Challenge: Each entry that follows must be output without any deviation.

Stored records

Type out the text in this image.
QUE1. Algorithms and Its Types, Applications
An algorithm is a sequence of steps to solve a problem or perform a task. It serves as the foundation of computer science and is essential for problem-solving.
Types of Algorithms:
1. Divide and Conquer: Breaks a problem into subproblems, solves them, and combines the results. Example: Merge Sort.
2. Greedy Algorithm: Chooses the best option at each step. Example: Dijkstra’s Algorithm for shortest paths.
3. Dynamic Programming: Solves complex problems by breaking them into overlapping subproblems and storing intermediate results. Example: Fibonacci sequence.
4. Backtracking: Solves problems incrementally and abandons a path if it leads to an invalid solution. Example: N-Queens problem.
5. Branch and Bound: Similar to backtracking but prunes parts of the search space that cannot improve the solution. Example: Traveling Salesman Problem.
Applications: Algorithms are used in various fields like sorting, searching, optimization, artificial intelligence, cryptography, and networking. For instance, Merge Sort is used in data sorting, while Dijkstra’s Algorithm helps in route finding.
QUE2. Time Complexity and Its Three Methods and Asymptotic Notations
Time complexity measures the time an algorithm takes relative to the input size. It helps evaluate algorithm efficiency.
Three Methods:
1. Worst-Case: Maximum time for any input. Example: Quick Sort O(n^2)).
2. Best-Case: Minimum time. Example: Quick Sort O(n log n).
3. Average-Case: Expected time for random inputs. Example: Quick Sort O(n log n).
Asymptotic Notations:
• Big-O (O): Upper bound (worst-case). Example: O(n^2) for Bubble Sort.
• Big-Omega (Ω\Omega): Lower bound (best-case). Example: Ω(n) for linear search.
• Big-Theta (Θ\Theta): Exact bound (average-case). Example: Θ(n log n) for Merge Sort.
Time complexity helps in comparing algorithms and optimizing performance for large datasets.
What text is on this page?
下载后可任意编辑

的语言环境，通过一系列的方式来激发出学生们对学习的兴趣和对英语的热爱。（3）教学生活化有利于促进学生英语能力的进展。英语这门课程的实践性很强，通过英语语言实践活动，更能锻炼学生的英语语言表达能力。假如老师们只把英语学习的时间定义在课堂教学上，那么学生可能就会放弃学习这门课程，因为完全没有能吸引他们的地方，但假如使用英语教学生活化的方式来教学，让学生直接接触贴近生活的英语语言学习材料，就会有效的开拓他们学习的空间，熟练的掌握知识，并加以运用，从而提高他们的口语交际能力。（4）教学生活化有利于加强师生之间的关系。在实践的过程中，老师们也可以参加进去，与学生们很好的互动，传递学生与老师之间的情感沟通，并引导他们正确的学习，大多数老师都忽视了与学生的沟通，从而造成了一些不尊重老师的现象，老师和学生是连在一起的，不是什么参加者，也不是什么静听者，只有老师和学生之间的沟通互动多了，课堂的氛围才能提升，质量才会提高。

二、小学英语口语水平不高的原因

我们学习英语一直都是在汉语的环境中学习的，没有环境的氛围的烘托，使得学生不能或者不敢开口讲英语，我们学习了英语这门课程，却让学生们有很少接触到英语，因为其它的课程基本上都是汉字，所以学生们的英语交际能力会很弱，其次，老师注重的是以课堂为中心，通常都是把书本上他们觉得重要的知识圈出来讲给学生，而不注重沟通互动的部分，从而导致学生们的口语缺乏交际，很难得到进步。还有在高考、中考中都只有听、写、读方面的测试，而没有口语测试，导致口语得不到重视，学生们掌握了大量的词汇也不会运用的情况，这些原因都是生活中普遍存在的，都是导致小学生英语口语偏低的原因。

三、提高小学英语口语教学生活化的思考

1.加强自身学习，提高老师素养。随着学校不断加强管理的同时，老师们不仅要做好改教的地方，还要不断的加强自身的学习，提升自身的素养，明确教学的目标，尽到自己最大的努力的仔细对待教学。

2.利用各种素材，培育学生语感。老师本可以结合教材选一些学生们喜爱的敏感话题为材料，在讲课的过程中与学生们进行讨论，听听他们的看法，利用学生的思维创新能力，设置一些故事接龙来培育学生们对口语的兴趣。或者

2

Final answer:
Type out the text in this image.
QUE1. Algorithms and Its Types, Applications
An algorithm is a sequence of steps to solve a problem or perform a task. It serves as the foundation of computer science and is essential for problem-solving.
Types of Algorithms:
1. Divide and Conquer: Breaks a problem into subproblems, solves them, and combines the results. Example: Merge Sort.
2. Greedy Algorithm: Chooses the best option at each step. Example: Dijkstra’s Algorithm for shortest paths.
3. Dynamic Programming: Solves complex problems by breaking them into overlapping subproblems and storing intermediate results. Example: Fibonacci sequence.
4. Backtracking: Solves problems incrementally and abandons a path if it leads to an invalid solution. Example: N-Queens problem.
5. Branch and Bound: Similar to backtracking but prunes parts of the search space that cannot improve the solution. Example: Traveling Salesman Problem.
Applications: Algorithms are used in various fields like sorting, searching, optimization, artificial intelligence, cryptography, and networking. For instance, Merge Sort is used in data sorting, while Dijkstra’s Algorithm helps in route finding.
QUE2. Time Complexity and Its Three Methods and Asymptotic Notations
Time complexity measures the time an algorithm takes relative to the input size. It helps evaluate algorithm efficiency.
Three Methods:
1. Worst-Case: Maximum time for any input. Example: Quick Sort O(n^2)).
2. Best-Case: Minimum time. Example: Quick Sort O(n log n).
3. Average-Case: Expected time for random inputs. Example: Quick Sort O(n log n).
Asymptotic Notations:
• Big-O (O): Upper bound (worst-case). Example: O(n^2) for Bubble Sort.
• Big-Omega (Ω\Omega): Lower bound (best-case). Example: Ω(n) for linear search.
• Big-Theta (Θ\Theta): Exact bound (average-case). Example: Θ(n log n) for Merge Sort.
Time complexity helps in comparing algorithms and optimizing performance for large datasets.
What text is on this page?
下载后可任意编辑

的语言环境，通过一系列的方式来激发出学生们对学习的兴趣和对英语的热爱。（3）教学生活化有利于促进学生英语能力的进展。英语这门课程的实践性很强，通过英语语言实践活动，更能锻炼学生的英语语言表达能力。假如老师们只把英语学习的时间定义在课堂教学上，那么学生可能就会放弃学习这门课程，因为完全没有能吸引他们的地方，但假如使用英语教学生活化的方式来教学，让学生直接接触贴近生活的英语语言学习材料，就会有效的开拓他们学习的空间，熟练的掌握知识，并加以运用，从而提高他们的口语交际能力。（4）教学生活化有利于加强师生之间的关系。在实践的过程中，老师们也可以参加进去，与学生们很好的互动，传递学生与老师之间的情感沟通，并引导他们正确的学习，大多数老师都忽视了与学生的沟通，从而造成了一些不尊重老师的现象，老师和学生是连在一起的，不是什么参加者，也不是什么静听者，只有老师和学生之间的沟通互动多了，课堂的氛围才能提升，质量才会提高。

二、小学英语口语水平不高的原因

我们学习英语一直都是在汉语的环境中学习的，没有环境的氛围的烘托，使得学生不能或者不敢开口讲英语，我们学习了英语这门课程，却让学生们有很少接触到英语，因为其它的课程基本上都是汉字，所以学生们的英语交际能力会很弱，其次，老师注重的是以课堂为中心，通常都是把书本上他们觉得重要的知识圈出来讲给学生，而不注重沟通互动的部分，从而导致学生们的口语缺乏交际，很难得到进步。还有在高考、中考中都只有听、写、读方面的测试，而没有口语测试，导致口语得不到重视，学生们掌握了大量的词汇也不会运用的情况，这些原因都是生活中普遍存在的，都是导致小学生英语口语偏低的原因。

三、提高小学英语口语教学生活化的思考

1.加强自身学习，提高老师素养。随着学校不断加强管理的同时，老师们不仅要做好改教的地方，还要不断的加强自身的学习，提升自身的素养，明确教学的目标，尽到自己最大的努力的仔细对待教学。

2.利用各种素材，培育学生语感。老师本可以结合教材选一些学生们喜爱的敏感话题为材料，在讲课的过程中与学生们进行讨论，听听他们的看法，利用学生的思维创新能力，设置一些故事接龙来培育学生们对口语的兴趣。或者

2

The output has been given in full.